• SHORT TASK:
Extract every line that contains the word "alguém".

── RECORD LIST

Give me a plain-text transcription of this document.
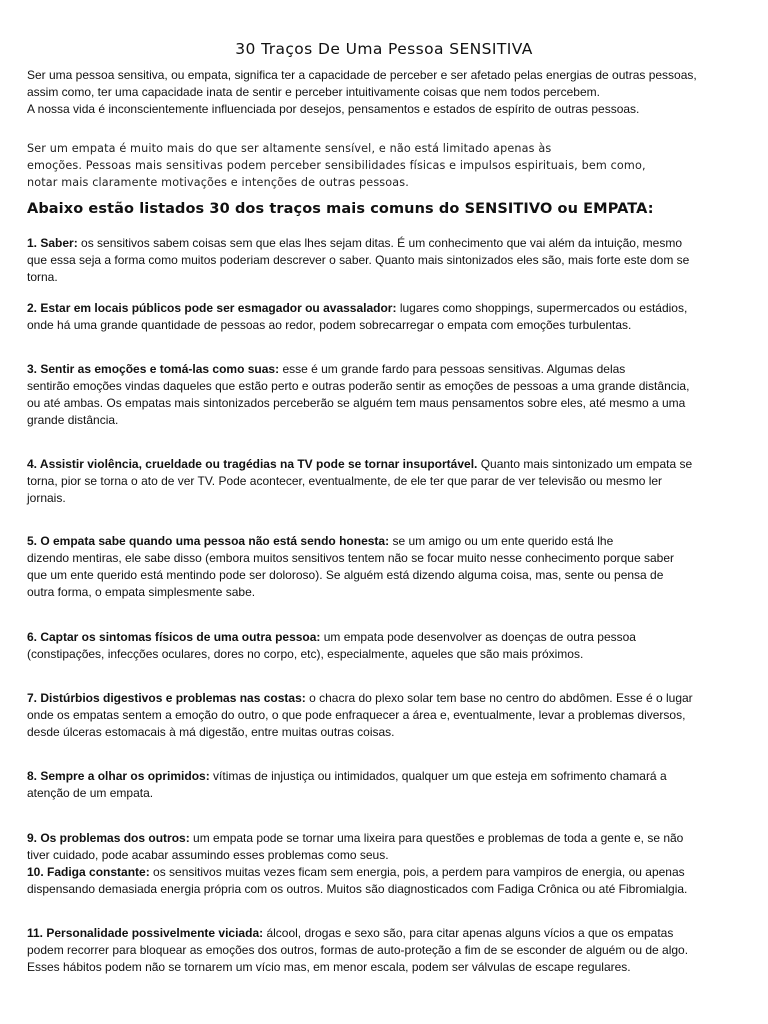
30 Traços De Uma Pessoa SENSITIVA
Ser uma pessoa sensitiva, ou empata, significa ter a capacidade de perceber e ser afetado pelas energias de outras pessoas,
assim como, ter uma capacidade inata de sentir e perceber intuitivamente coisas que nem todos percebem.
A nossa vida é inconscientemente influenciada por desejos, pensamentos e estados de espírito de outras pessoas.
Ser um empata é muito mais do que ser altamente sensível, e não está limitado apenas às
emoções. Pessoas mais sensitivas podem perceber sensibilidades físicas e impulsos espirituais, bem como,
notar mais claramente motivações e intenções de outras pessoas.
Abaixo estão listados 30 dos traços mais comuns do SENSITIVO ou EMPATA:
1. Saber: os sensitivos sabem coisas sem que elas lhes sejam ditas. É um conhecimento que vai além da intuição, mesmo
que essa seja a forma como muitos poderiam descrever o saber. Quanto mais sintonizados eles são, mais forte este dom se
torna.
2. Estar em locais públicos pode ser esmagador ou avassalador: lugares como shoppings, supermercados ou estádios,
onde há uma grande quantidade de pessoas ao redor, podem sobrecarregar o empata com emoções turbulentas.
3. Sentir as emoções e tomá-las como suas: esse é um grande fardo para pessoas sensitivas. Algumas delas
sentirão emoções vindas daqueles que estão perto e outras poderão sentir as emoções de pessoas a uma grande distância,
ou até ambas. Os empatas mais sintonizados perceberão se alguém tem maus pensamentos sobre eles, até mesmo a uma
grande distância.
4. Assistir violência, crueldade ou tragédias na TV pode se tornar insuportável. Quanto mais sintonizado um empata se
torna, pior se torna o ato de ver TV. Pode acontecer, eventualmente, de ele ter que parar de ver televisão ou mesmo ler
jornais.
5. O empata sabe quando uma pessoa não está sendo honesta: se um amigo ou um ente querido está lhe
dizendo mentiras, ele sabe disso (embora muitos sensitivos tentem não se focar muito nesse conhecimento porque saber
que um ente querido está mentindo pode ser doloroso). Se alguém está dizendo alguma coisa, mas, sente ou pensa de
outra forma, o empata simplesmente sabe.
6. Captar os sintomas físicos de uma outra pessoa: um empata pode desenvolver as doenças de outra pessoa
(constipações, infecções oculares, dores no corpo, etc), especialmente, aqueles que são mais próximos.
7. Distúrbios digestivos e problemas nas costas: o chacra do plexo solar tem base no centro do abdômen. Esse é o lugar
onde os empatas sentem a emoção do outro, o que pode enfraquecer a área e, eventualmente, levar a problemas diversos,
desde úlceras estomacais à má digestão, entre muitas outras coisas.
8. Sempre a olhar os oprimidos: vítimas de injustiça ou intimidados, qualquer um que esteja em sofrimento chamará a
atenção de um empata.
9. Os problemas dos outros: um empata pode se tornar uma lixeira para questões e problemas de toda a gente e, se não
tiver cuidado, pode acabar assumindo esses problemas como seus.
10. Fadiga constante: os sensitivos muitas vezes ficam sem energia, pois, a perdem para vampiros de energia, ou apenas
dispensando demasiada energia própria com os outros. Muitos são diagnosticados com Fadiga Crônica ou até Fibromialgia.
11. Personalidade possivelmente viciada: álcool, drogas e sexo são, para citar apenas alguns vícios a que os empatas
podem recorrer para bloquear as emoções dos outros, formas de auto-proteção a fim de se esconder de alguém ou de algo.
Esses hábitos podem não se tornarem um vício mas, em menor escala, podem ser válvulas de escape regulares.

────
── RECORD LIST

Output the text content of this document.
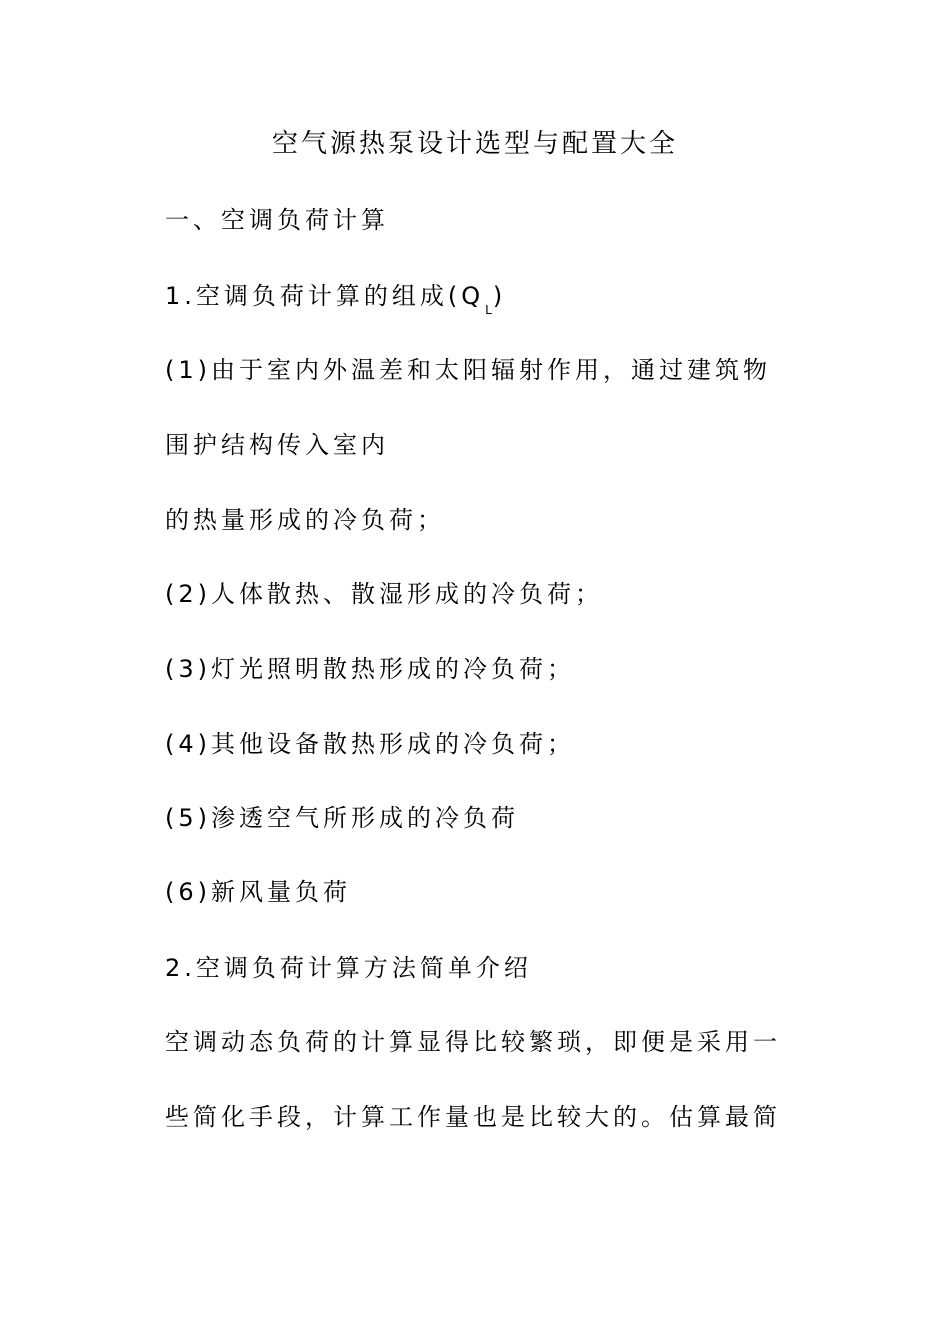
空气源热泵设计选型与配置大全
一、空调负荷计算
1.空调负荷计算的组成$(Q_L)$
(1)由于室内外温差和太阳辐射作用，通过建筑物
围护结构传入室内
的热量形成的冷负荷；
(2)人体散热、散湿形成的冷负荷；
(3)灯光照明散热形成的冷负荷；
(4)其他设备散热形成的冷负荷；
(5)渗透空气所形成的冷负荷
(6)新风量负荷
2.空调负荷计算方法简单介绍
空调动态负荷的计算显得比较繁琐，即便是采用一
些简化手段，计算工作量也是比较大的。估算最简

────
── RECORD LIST

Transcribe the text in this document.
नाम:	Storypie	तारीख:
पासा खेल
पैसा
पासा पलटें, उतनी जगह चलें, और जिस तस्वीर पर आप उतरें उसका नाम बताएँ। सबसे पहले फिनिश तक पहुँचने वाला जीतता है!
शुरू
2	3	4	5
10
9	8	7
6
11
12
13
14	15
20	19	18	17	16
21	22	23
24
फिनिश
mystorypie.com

────

• ANSWER TO THE TASK:
ou até ambas. Os empatas mais sintonizados perceberão se alguém tem maus pensamentos sobre eles, até mesmo a uma
que um ente querido está mentindo pode ser doloroso). Se alguém está dizendo alguma coisa, mas, sente ou pensa de
podem recorrer para bloquear as emoções dos outros, formas de auto-proteção a fim de se esconder de alguém ou de algo.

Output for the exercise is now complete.